Aufgaben
- a) Geben Sie den Abschnitt des Textes über Moria zwischen „In der Konsequenz“ und „aufrüttelnd, mahnend, dauerhaft.“ einschließlich erneut wieder. Tauschen Sie dabei „Chor“ gegen „Ensemble“ aus.
- b) Übertragen Sie die Zeilen der Einträge zwischen der Zeile mit „Image is 597x407.“ und der Zeile mit „- ok-button[interactable]: ok: [422, 91, 468, 113]“ einschließlich in eine nummerierte Liste, und zwar nur diese, ohne Leerzeilen.

Textauszug
„Zu sagen, was ist, bleibt die revolutionärste Tat!“

„Zu sagen, was ist, bleibt die revolutionärste Tat“! Ich weiß, dass ich das schon oft zitiert habe. Na und?! Ich habe gerade einen aktuellen Anlass, wieder daran zu denken. Der Anlass heißt Moria, und ist ein Flüchtlingslager auf der griechischen Insel Lesbos. War, muss man inzwischen sagen, denn es ist abgebrannt. Unabhängig davon, wie das passieren konnte: Die Existenz solche Lager wie Moria ist der Ausverkauf der vielgerühmten europäischen Werte. Die Tradition der Aufklärung, allgemeine Bildung für alle, Mündigkeit als Ziel, Freiheit, Gleichheit, Solidarität, – all das hehre Ideen, uns Menschen angemessen, Grundsätze für ein gelingendes soziales Miteinander.  Sie sind das Fundament, auf das wir unser gemeinsame Haus gebaut haben. Diese Werte sind die „conditio sine qua non“ unseres Zusammenlebens, die Bedingung, ohne die das undenkbar ist! Und dieses Wertefundament verglüht im Feuer von Moria, Asche auf einer Insel in der Ägäis. Ein Lager voller Menschen, obdachlos, ohne angemessene Infrastruktur, im Dreck, mit Corona, ohne Perspektive, ohne Hilfe! In existenzieller Verzweiflung, die jetzt mutmaßlich zu diesem Brand geführt hat. Wir werden uns neu orientieren müssen.

In der Konsequenz meint das natürlich nicht, die Werte der Aufklärung dranzugeben. Das hieße, vor dem politischen Pragmatismus kapitulieren. Aber sagen, was ist, bleibt eine Notwendigkeit. Nur viel lauter, penetranter, nerviger, solidarisch im Verbund mit anderen, so dass die einzelnen Stimmen sich zu einem voluminösen Chor zusammenfinden, der, nach einer kakophonen Findungsphase, zu einem unüberhörbaren vielstimmigen Einwurf wird, aufrüttelnd, mahnend, dauerhaft.

Eingabezeilen
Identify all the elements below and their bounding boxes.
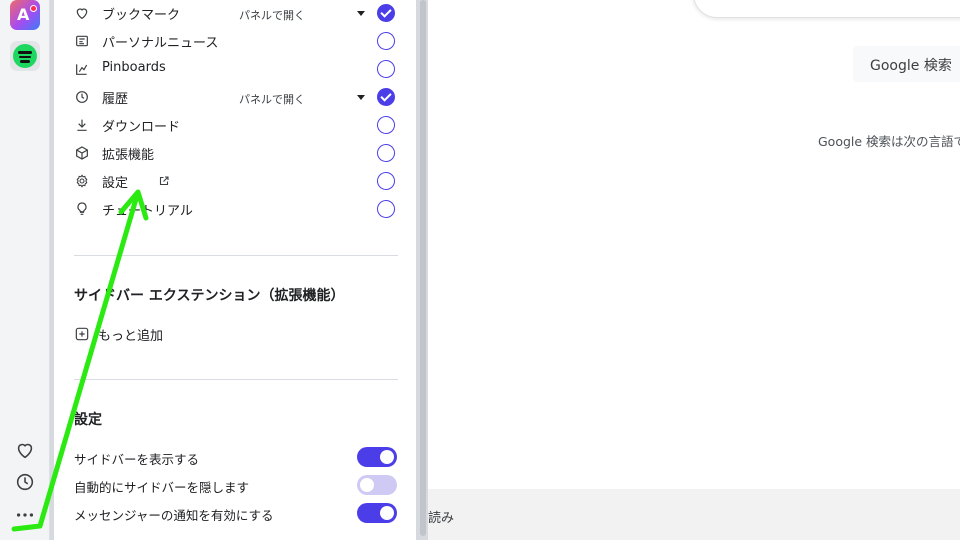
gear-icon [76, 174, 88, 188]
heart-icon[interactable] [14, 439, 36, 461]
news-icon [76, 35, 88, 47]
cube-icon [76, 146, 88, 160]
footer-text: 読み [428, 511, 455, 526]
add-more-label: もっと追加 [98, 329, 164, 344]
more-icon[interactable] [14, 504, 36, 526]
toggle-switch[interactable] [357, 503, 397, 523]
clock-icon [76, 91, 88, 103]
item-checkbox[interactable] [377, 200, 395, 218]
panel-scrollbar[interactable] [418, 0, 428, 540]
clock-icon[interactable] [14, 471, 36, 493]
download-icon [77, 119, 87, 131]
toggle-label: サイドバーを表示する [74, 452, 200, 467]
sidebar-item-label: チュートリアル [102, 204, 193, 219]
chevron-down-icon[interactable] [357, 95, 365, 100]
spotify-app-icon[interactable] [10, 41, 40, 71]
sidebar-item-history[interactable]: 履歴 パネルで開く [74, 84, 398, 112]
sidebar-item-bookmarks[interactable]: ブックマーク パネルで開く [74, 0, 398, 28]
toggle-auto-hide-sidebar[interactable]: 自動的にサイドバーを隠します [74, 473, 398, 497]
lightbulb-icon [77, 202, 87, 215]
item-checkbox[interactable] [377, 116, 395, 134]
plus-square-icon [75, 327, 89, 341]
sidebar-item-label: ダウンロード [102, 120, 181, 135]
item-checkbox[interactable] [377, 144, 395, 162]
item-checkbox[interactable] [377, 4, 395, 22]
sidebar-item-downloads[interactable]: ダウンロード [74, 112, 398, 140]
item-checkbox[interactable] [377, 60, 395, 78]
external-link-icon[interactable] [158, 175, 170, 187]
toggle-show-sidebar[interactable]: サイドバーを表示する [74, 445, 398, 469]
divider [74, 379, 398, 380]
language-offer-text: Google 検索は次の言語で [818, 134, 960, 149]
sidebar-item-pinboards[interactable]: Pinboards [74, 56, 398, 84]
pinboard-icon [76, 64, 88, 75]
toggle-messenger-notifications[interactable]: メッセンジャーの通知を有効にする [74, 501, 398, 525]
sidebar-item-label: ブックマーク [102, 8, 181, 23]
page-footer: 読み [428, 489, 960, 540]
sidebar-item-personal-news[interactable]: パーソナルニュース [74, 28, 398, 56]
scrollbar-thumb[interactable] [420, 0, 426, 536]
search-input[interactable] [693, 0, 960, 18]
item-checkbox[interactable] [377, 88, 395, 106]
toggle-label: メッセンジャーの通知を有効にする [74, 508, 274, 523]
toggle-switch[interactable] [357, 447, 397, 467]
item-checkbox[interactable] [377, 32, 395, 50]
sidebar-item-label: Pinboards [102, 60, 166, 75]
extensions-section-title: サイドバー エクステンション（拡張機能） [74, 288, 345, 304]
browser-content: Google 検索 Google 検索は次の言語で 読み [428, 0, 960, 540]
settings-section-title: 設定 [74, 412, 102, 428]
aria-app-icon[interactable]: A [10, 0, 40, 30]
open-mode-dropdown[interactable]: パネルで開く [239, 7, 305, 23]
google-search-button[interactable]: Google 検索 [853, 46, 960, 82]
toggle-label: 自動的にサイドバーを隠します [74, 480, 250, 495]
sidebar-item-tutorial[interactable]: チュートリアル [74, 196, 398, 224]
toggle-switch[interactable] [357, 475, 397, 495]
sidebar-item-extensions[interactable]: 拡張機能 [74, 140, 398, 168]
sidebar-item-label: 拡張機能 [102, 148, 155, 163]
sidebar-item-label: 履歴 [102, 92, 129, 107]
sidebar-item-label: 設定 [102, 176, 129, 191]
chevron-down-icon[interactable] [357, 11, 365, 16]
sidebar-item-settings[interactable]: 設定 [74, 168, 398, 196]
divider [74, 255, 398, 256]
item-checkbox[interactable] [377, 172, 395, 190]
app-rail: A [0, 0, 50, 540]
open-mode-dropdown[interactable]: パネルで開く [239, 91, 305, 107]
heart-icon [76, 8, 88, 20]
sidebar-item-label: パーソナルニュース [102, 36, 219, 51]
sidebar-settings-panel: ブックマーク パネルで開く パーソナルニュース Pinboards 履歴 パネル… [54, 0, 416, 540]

---

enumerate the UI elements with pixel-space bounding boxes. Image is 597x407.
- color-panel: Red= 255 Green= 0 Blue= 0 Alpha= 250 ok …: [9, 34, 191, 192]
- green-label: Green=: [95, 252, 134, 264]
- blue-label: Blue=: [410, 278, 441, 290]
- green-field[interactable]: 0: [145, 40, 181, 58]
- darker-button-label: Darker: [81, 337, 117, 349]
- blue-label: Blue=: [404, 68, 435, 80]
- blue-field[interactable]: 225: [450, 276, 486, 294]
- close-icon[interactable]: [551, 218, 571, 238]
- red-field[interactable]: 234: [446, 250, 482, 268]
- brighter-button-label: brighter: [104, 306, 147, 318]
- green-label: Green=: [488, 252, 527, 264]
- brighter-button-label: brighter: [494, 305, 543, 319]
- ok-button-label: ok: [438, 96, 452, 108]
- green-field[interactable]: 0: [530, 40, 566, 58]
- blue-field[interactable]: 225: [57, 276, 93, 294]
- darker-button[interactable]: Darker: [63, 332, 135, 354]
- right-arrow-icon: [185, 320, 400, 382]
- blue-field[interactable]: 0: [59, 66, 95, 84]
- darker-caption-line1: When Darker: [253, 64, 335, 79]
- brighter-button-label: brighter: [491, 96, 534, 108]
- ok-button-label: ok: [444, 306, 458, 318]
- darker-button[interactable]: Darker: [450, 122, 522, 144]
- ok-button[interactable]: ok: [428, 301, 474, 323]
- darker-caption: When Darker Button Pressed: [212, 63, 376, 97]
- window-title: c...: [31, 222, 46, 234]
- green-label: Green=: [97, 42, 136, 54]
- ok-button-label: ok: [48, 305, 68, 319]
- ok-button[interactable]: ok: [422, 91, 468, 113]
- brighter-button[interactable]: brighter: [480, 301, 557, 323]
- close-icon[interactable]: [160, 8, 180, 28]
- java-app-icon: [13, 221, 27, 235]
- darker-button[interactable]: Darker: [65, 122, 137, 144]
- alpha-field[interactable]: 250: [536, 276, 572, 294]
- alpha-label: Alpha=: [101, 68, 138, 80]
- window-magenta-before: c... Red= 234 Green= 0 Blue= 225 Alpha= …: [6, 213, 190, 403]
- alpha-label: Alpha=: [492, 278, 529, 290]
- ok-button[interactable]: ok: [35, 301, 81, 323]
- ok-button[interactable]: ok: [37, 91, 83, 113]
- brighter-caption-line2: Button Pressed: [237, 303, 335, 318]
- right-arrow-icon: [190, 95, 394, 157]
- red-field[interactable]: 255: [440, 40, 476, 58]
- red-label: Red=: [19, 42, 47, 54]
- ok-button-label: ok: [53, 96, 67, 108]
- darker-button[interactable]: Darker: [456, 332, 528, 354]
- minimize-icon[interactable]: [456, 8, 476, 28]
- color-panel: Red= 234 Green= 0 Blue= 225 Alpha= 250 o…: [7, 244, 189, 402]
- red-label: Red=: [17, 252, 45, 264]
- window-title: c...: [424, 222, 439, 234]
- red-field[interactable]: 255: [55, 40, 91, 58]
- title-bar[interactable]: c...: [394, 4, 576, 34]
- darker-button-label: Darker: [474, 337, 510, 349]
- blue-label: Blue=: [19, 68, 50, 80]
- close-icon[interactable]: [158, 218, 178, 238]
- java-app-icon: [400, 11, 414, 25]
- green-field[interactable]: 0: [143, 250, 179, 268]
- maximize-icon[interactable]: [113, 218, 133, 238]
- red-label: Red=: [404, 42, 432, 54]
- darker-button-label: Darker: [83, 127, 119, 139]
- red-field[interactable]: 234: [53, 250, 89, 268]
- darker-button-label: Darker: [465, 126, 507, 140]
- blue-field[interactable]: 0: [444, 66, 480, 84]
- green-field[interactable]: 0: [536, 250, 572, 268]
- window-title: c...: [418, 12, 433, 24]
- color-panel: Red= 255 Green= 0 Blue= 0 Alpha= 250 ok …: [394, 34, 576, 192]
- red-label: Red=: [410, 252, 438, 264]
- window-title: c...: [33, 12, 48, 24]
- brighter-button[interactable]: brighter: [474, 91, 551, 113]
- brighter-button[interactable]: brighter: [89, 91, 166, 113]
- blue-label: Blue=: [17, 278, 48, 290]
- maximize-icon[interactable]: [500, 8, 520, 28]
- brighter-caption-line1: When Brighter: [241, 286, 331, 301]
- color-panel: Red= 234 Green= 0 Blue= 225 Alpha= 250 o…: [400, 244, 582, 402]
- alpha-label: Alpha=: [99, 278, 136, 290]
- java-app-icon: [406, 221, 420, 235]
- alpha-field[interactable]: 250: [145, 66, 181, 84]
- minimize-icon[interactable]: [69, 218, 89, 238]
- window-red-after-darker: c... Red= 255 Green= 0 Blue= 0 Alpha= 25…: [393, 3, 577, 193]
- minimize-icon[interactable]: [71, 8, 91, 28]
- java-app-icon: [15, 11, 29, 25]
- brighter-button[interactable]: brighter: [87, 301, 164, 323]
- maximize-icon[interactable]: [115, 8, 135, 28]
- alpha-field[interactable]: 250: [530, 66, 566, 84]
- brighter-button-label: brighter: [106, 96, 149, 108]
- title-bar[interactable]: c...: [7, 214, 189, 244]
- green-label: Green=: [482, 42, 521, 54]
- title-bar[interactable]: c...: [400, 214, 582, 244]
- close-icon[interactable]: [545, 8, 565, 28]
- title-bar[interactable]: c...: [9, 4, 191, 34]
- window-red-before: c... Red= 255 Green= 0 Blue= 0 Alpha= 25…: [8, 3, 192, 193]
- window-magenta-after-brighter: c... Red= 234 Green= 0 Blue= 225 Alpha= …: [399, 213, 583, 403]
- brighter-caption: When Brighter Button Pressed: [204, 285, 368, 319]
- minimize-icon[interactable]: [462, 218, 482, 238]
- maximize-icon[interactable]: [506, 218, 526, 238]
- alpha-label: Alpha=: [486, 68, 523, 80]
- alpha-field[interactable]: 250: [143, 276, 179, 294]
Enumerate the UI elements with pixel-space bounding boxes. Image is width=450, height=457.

Lösungen
- a)
In der Konsequenz meint das natürlich nicht, die Werte der Aufklärung dranzugeben. Das hieße, vor dem politischen Pragmatismus kapitulieren. Aber sagen, was ist, bleibt eine Notwendigkeit. Nur viel lauter, penetranter, nerviger, solidarisch im Verbund mit anderen, so dass die einzelnen Stimmen sich zu einem voluminösen Ensemble zusammenfinden, der, nach einer kakophonen Findungsphase, zu einem unüberhörbaren vielstimmigen Einwurf wird, aufrüttelnd, mahnend, dauerhaft.

- b)
1. enumerate the UI elements with pixel-space bounding boxes. Image is 597x407.
2. - color-panel: Red= 255 Green= 0 Blue= 0 Alpha= 250 ok …: [9, 34, 191, 192]
3. - green-label: Green=: [95, 252, 134, 264]
4. - blue-label: Blue=: [410, 278, 441, 290]
5. - green-field[interactable]: 0: [145, 40, 181, 58]
6. - darker-button-label: Darker: [81, 337, 117, 349]
7. - blue-label: Blue=: [404, 68, 435, 80]
8. - blue-field[interactable]: 225: [450, 276, 486, 294]
9. - close-icon[interactable]: [551, 218, 571, 238]
10. - red-field[interactable]: 234: [446, 250, 482, 268]
11. - brighter-button-label: brighter: [104, 306, 147, 318]
12. - green-label: Green=: [488, 252, 527, 264]
13. - brighter-button-label: brighter: [494, 305, 543, 319]
14. - ok-button-label: ok: [438, 96, 452, 108]
15. - green-field[interactable]: 0: [530, 40, 566, 58]
16. - blue-field[interactable]: 225: [57, 276, 93, 294]
17. - darker-button[interactable]: Darker: [63, 332, 135, 354]
18. - right-arrow-icon: [185, 320, 400, 382]
19. - blue-field[interactable]: 0: [59, 66, 95, 84]
20. - darker-caption-line1: When Darker: [253, 64, 335, 79]
21. - brighter-button-label: brighter: [491, 96, 534, 108]
22. - ok-button-label: ok: [444, 306, 458, 318]
23. - darker-button[interactable]: Darker: [450, 122, 522, 144]
24. - ok-button[interactable]: ok: [428, 301, 474, 323]
25. - darker-caption: When Darker Button Pressed: [212, 63, 376, 97]
26. - window-title: c...: [31, 222, 46, 234]
27. - green-label: Green=: [97, 42, 136, 54]
28. - ok-button-label: ok: [48, 305, 68, 319]
29. - ok-button[interactable]: ok: [422, 91, 468, 113]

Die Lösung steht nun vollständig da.